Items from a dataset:

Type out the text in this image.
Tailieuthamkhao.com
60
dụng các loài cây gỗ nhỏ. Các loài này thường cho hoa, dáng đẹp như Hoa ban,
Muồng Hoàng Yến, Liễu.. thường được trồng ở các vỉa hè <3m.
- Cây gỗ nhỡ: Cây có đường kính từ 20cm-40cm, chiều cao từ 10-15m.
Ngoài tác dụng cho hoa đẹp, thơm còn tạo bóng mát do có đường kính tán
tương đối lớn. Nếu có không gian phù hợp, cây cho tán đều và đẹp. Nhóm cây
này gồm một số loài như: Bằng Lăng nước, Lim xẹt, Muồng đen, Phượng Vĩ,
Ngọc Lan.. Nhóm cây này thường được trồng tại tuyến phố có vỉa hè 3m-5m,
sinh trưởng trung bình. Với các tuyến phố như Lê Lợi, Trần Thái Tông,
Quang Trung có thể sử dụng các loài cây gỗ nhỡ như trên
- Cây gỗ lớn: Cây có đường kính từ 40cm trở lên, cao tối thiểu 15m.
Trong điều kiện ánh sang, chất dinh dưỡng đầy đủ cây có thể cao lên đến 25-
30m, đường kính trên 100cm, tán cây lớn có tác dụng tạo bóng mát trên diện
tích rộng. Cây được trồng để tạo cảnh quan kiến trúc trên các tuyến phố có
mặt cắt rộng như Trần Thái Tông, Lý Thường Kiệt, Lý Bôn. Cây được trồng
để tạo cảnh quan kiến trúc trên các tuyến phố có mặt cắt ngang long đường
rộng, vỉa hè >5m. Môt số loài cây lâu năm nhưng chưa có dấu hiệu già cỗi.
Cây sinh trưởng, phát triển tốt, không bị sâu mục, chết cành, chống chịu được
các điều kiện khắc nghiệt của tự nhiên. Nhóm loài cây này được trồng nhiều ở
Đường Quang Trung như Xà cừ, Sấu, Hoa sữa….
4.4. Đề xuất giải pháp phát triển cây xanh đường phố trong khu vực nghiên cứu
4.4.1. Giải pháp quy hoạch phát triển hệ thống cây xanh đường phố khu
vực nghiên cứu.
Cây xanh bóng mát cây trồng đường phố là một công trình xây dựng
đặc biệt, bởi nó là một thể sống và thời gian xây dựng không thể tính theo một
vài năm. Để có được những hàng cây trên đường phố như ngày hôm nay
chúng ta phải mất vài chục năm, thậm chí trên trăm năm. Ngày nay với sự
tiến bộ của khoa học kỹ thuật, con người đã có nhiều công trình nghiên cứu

==

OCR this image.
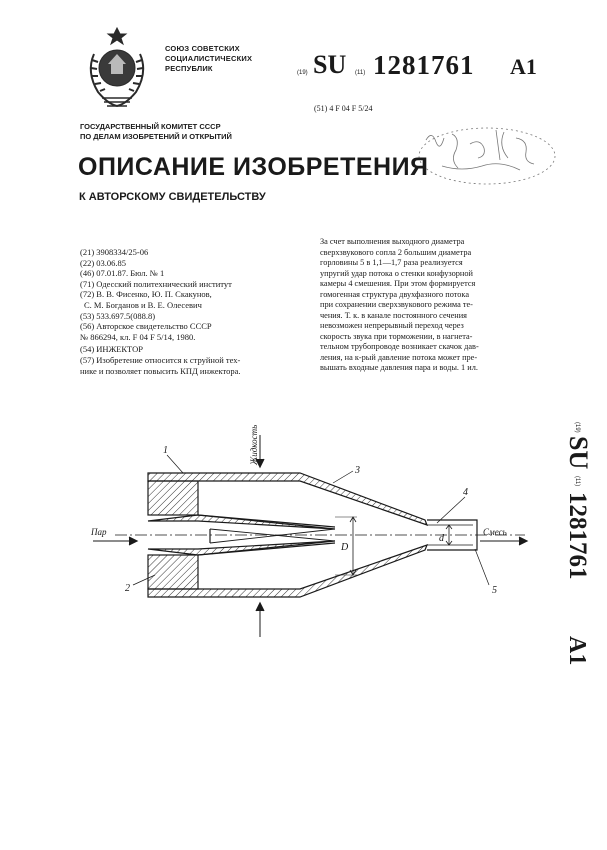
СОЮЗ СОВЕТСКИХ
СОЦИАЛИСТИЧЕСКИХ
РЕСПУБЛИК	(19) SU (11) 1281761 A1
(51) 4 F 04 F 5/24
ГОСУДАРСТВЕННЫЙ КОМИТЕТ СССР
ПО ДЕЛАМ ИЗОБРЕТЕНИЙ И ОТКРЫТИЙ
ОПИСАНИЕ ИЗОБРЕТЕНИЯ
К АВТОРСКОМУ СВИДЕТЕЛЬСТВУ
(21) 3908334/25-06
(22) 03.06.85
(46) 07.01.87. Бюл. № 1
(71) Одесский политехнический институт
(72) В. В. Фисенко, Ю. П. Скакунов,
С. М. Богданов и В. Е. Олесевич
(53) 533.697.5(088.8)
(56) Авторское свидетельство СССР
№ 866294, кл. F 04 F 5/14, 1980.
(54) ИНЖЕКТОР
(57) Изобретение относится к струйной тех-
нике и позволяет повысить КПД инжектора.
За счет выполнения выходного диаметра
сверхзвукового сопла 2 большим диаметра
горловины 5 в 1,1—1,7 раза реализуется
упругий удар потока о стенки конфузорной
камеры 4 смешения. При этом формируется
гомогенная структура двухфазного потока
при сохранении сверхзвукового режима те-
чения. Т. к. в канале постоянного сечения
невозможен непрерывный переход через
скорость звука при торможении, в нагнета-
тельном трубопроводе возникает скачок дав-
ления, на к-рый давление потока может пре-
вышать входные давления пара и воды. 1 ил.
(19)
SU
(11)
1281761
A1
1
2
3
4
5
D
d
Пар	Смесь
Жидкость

**Work to complete**
In the entries above, find lines with "Quang" and copy each.

**Solution for this exercise**
Quang Trung có thể sử dụng các loài cây gỗ nhỡ như trên
Đường Quang Trung như Xà cừ, Sấu, Hoa sữa….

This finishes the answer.